• WHAT YOU NEED TO DO
Can you give the material again, starting at its first line and ending at the line containing "candle-body <box>426 412 440 470</box>", with "screenshot" swapped for "capture" and nothing else altered?

• INPUT RECORDS
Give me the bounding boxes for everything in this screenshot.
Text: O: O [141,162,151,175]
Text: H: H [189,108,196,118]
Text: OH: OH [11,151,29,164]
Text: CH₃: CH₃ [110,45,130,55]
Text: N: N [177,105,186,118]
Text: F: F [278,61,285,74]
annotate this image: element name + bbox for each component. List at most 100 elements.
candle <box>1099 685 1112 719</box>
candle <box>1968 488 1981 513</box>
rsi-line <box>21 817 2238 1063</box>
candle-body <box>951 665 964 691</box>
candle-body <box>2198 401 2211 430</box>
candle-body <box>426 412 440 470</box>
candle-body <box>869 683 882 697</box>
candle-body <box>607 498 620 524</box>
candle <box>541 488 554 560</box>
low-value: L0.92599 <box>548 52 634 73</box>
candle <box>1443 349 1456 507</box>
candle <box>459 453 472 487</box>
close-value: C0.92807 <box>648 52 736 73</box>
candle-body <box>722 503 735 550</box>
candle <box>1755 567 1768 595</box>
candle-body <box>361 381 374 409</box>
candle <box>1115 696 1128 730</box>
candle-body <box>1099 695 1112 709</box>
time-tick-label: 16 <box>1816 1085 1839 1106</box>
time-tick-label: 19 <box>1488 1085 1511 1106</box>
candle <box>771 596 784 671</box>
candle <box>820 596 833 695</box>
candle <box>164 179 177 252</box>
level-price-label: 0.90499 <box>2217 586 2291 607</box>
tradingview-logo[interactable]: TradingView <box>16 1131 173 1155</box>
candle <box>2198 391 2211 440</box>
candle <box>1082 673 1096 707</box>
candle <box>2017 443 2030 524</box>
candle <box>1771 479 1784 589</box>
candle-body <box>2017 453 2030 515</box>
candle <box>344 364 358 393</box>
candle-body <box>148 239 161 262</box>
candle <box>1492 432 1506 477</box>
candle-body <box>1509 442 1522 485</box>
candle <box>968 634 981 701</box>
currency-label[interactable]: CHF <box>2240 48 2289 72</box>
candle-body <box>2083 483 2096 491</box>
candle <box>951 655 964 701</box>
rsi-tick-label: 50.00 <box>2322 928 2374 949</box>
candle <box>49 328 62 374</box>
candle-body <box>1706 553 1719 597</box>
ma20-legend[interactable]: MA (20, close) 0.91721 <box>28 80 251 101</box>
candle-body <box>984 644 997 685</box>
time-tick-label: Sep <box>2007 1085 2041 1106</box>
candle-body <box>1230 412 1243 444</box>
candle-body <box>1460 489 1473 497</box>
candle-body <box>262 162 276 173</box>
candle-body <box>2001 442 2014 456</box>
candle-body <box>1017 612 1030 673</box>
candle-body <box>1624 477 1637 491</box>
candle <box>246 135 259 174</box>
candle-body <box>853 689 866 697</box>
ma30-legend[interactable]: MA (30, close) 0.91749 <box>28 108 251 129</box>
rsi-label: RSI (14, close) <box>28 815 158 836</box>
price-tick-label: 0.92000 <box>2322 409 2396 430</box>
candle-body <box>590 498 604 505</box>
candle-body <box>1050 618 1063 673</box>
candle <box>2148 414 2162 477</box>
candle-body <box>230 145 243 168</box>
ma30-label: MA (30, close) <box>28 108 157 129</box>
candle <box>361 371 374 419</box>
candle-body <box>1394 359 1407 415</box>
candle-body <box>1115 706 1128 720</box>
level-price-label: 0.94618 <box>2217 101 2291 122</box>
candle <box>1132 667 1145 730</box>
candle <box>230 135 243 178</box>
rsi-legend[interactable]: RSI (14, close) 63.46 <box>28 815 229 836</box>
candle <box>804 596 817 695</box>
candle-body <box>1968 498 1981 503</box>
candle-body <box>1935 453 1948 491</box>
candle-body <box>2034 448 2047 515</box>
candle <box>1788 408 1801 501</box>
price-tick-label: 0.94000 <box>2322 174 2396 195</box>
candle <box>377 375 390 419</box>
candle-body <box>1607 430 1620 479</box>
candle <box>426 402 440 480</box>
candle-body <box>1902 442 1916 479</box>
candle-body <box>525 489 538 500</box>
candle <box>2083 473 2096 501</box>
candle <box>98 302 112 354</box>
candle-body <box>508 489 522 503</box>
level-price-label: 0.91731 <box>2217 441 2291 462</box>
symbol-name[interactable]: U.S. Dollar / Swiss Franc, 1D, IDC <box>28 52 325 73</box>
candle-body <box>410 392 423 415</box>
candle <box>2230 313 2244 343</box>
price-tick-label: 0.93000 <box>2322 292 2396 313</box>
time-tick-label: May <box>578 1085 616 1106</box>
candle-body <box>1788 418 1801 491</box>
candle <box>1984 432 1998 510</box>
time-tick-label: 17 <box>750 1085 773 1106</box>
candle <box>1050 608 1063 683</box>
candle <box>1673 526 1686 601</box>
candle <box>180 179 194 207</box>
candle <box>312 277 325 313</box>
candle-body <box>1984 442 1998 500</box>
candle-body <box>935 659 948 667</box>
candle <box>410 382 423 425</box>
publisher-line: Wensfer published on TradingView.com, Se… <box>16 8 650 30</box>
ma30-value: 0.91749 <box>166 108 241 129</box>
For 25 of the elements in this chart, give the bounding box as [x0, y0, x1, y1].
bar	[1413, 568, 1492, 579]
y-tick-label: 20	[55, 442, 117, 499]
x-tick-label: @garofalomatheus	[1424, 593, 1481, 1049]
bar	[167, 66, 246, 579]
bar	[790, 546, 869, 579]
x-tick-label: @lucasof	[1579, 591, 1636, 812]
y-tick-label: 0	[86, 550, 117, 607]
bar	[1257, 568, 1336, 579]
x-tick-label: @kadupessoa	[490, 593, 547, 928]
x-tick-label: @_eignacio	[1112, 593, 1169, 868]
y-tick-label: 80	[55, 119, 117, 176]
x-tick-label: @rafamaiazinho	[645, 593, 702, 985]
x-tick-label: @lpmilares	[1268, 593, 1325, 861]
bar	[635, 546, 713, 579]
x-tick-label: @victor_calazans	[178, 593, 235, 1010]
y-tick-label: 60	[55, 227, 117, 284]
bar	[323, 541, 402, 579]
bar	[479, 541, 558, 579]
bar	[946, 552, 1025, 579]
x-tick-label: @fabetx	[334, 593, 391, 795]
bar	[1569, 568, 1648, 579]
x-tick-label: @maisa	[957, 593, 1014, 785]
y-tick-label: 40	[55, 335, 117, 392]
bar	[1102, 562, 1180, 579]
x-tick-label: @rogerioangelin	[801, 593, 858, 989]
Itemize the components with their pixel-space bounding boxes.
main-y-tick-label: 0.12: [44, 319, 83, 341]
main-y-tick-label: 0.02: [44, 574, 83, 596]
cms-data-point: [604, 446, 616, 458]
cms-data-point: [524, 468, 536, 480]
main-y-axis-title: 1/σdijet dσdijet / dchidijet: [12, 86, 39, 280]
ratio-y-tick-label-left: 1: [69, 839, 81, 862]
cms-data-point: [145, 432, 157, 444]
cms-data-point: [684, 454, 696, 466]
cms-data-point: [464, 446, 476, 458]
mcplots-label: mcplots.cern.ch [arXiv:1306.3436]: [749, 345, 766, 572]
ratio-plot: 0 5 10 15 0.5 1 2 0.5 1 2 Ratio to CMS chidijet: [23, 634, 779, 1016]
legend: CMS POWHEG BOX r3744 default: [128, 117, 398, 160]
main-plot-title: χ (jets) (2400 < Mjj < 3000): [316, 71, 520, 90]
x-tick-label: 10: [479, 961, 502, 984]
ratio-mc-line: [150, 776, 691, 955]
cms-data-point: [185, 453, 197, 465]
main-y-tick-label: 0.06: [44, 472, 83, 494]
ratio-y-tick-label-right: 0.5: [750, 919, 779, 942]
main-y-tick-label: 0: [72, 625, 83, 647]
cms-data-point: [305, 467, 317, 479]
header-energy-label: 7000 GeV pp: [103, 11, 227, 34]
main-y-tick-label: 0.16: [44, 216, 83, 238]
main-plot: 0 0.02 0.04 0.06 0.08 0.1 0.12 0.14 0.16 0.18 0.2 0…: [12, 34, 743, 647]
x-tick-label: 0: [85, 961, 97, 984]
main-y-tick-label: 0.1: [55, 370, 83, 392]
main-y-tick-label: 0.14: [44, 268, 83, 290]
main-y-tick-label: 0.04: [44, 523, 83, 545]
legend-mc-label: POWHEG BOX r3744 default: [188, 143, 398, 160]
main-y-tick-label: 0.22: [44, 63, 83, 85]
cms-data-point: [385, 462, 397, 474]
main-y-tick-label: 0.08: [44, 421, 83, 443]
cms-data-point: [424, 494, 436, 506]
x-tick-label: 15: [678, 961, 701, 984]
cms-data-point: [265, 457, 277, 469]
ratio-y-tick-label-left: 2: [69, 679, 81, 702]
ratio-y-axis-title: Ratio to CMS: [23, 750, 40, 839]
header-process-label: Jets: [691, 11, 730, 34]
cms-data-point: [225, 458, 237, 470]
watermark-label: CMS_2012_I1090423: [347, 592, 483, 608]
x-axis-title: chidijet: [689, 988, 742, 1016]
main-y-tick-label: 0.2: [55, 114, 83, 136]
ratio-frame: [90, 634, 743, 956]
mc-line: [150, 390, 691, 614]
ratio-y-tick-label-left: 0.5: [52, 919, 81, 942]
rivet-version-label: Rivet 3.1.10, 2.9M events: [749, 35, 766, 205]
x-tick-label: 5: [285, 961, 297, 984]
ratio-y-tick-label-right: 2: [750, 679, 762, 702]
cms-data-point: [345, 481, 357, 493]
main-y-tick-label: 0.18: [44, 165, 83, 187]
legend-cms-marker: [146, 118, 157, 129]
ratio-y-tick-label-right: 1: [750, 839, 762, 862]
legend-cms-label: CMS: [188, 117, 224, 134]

• OUTPUT FOR THIS TASK
Give me the bounding boxes for everything in this capture.
Text: O: O [141,162,151,175]
Text: H: H [189,108,196,118]
Text: OH: OH [11,151,29,164]
Text: CH₃: CH₃ [110,45,130,55]
Text: N: N [177,105,186,118]
Text: F: F [278,61,285,74]
annotate this image: element name + bbox for each component. List at most 100 elements.
candle <box>1099 685 1112 719</box>
candle <box>1968 488 1981 513</box>
rsi-line <box>21 817 2238 1063</box>
candle-body <box>951 665 964 691</box>
candle-body <box>2198 401 2211 430</box>
candle-body <box>426 412 440 470</box>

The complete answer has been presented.